## Start
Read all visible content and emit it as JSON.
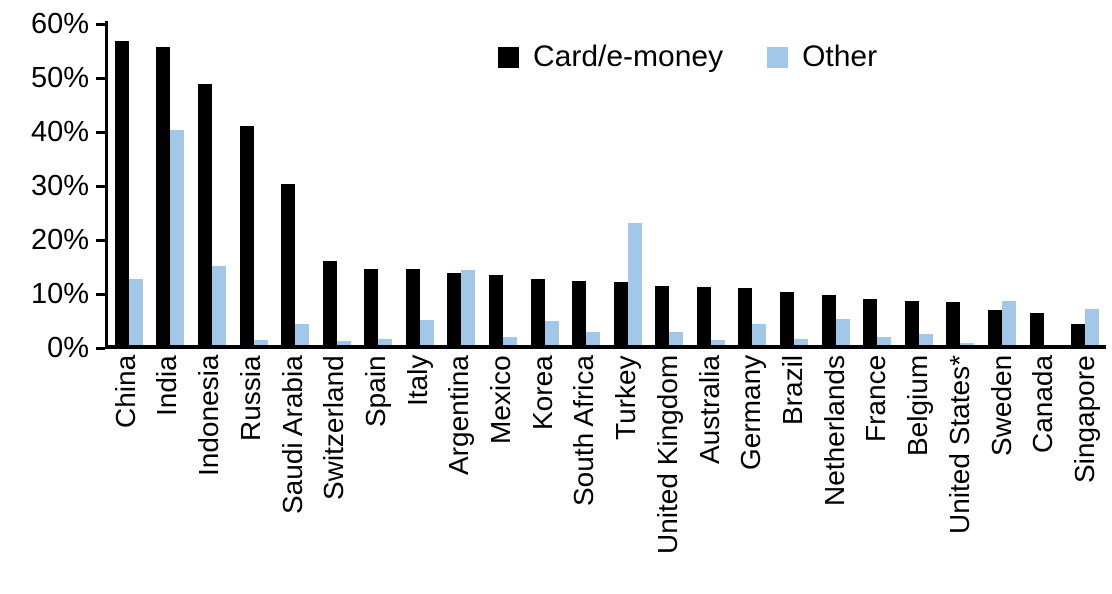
{
  "chart_data": {
    "type": "bar",
    "title": "",
    "xlabel": "",
    "ylabel": "",
    "ylim": [
      0,
      60
    ],
    "ytick_values": [
      0,
      10,
      20,
      30,
      40,
      50,
      60
    ],
    "ytick_labels": [
      "0%",
      "10%",
      "20%",
      "30%",
      "40%",
      "50%",
      "60%"
    ],
    "grid": false,
    "legend_position": "top-center",
    "categories": [
      "China",
      "India",
      "Indonesia",
      "Russia",
      "Saudi Arabia",
      "Switzerland",
      "Spain",
      "Italy",
      "Argentina",
      "Mexico",
      "Korea",
      "South Africa",
      "Turkey",
      "United Kingdom",
      "Australia",
      "Germany",
      "Brazil",
      "Netherlands",
      "France",
      "Belgium",
      "United States*",
      "Sweden",
      "Canada",
      "Singapore"
    ],
    "series": [
      {
        "name": "Card/e-money",
        "color": "#000000",
        "values": [
          56.3,
          55.1,
          48.3,
          40.6,
          29.8,
          15.5,
          14.1,
          14.0,
          13.4,
          12.9,
          12.3,
          11.8,
          11.7,
          11.0,
          10.8,
          10.6,
          9.9,
          9.2,
          8.6,
          8.2,
          7.9,
          6.5,
          5.9,
          3.9
        ]
      },
      {
        "name": "Other",
        "color": "#A3C7E8",
        "values": [
          12.3,
          39.8,
          14.7,
          1.0,
          3.8,
          0.8,
          1.1,
          4.7,
          13.8,
          1.4,
          4.5,
          2.4,
          22.6,
          2.4,
          1.0,
          3.9,
          1.2,
          4.8,
          1.5,
          2.0,
          0.3,
          8.1,
          0.0,
          6.6
        ]
      }
    ]
  },
  "legend": {
    "items": [
      {
        "label": "Card/e-money",
        "color": "#000000"
      },
      {
        "label": "Other",
        "color": "#A3C7E8"
      }
    ]
  }
}
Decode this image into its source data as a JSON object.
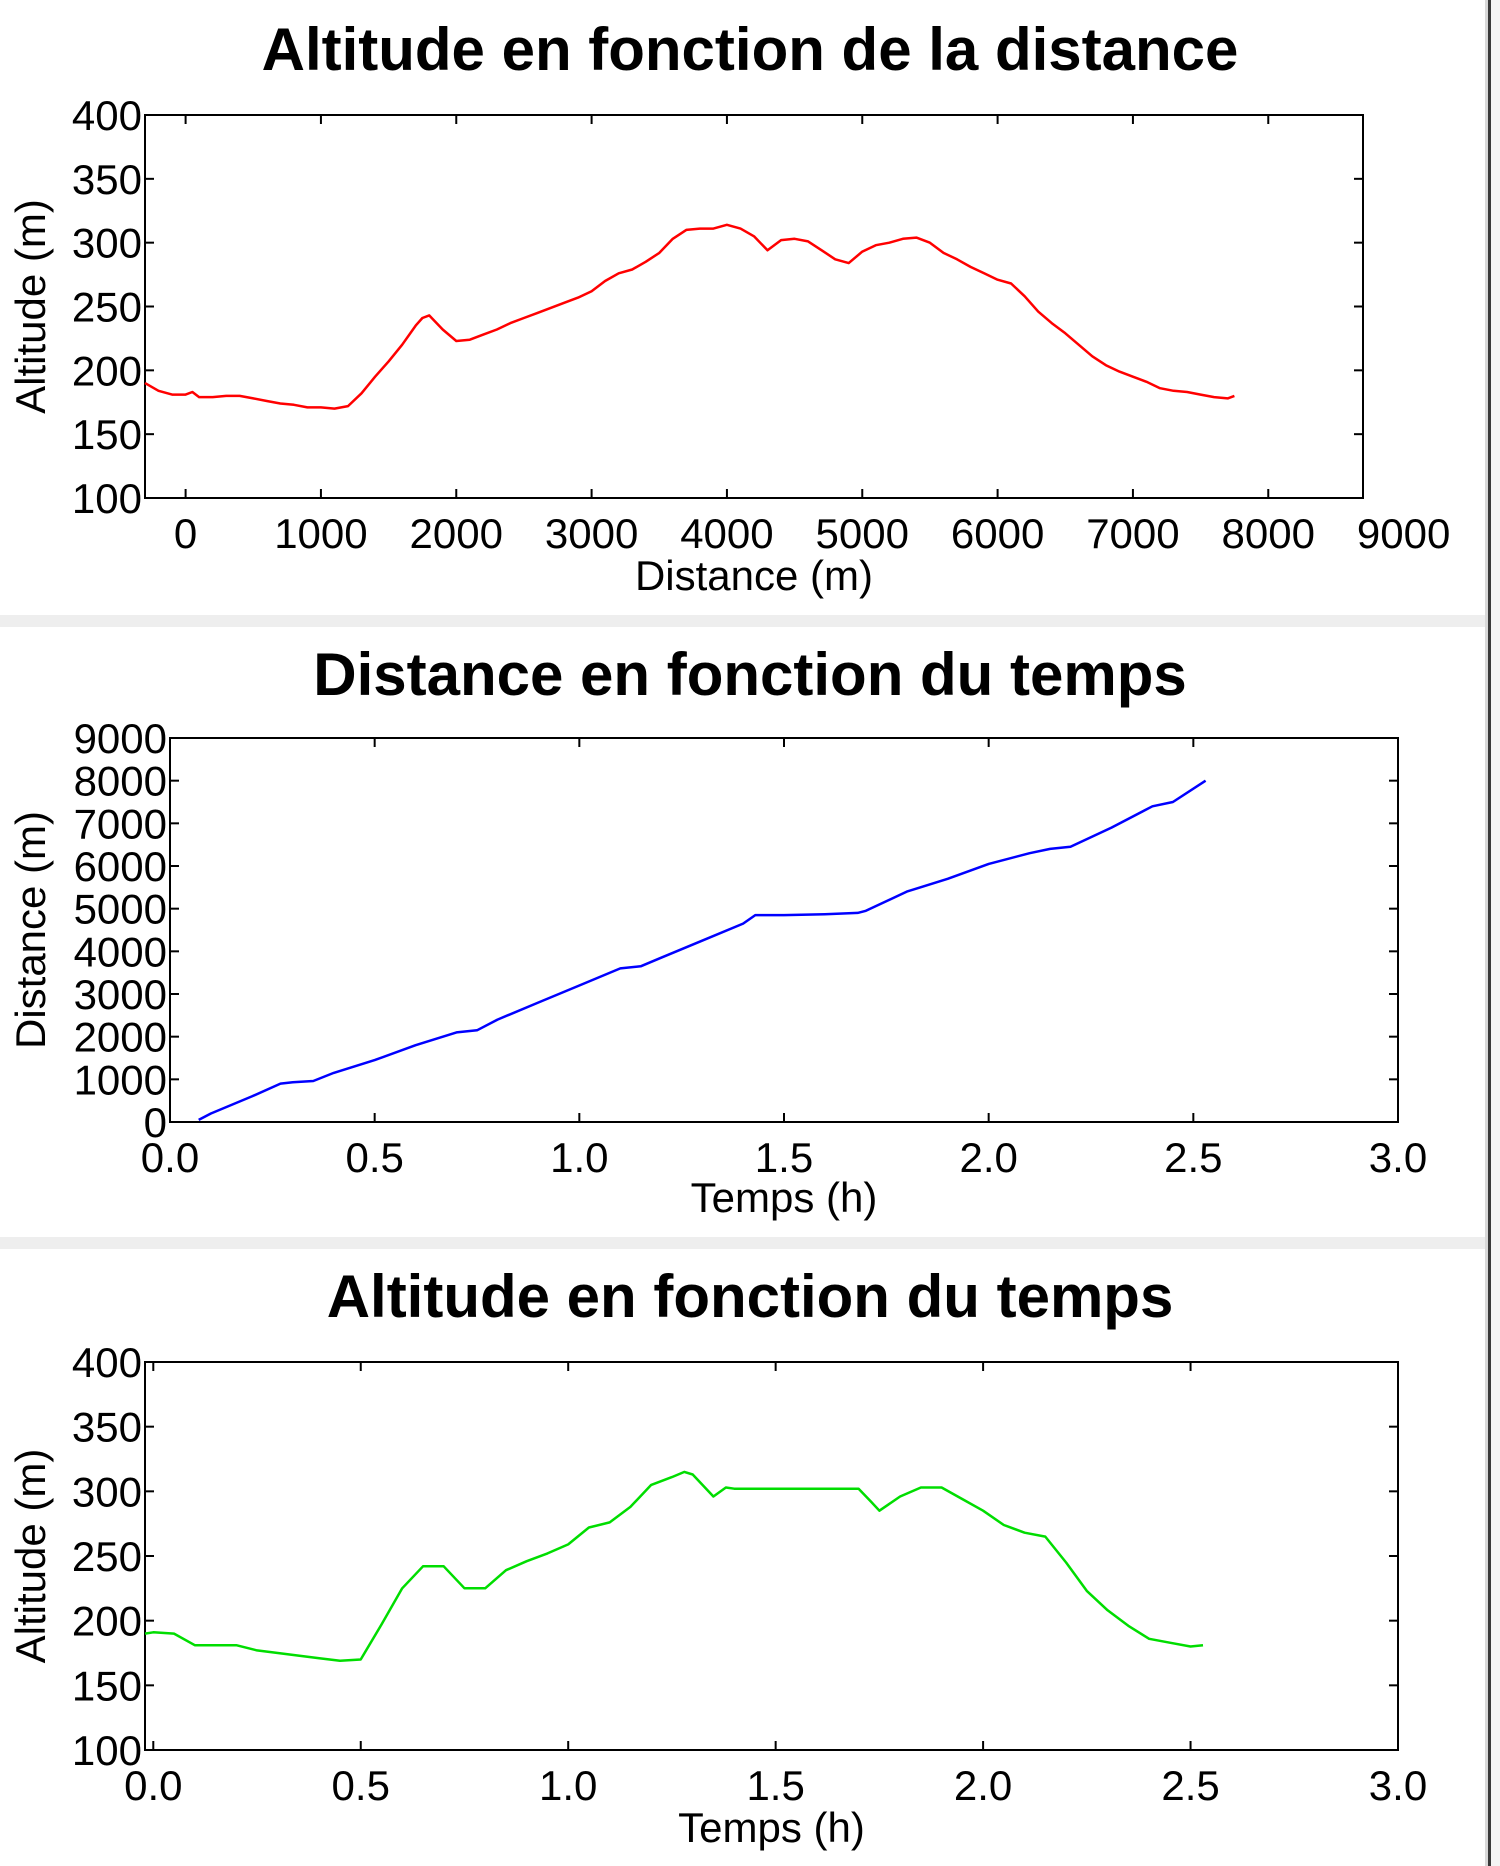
## End
- **What is required**:
Quote each record exactly as it stands, minus the pictures.

- **Answer**:
Read all visible content and emit it as JSON.
{
  "chart_data": {
    "type": "bar",
    "title": "",
    "xlabel": "",
    "ylabel": "",
    "ylim": [
      0,
      60
    ],
    "ytick_values": [
      0,
      10,
      20,
      30,
      40,
      50,
      60
    ],
    "ytick_labels": [
      "0%",
      "10%",
      "20%",
      "30%",
      "40%",
      "50%",
      "60%"
    ],
    "grid": false,
    "legend_position": "top-center",
    "categories": [
      "China",
      "India",
      "Indonesia",
      "Russia",
      "Saudi Arabia",
      "Switzerland",
      "Spain",
      "Italy",
      "Argentina",
      "Mexico",
      "Korea",
      "South Africa",
      "Turkey",
      "United Kingdom",
      "Australia",
      "Germany",
      "Brazil",
      "Netherlands",
      "France",
      "Belgium",
      "United States*",
      "Sweden",
      "Canada",
      "Singapore"
    ],
    "series": [
      {
        "name": "Card/e-money",
        "color": "#000000",
        "values": [
          56.3,
          55.1,
          48.3,
          40.6,
          29.8,
          15.5,
          14.1,
          14.0,
          13.4,
          12.9,
          12.3,
          11.8,
          11.7,
          11.0,
          10.8,
          10.6,
          9.9,
          9.2,
          8.6,
          8.2,
          7.9,
          6.5,
          5.9,
          3.9
        ]
      },
      {
        "name": "Other",
        "color": "#A3C7E8",
        "values": [
          12.3,
          39.8,
          14.7,
          1.0,
          3.8,
          0.8,
          1.1,
          4.7,
          13.8,
          1.4,
          4.5,
          2.4,
          22.6,
          2.4,
          1.0,
          3.9,
          1.2,
          4.8,
          1.5,
          2.0,
          0.3,
          8.1,
          0.0,
          6.6
        ]
      }
    ]
  },
  "legend": {
    "items": [
      {
        "label": "Card/e-money",
        "color": "#000000"
      },
      {
        "label": "Other",
        "color": "#A3C7E8"
      }
    ]
  }
}
Decode this image into its source data as a JSON object.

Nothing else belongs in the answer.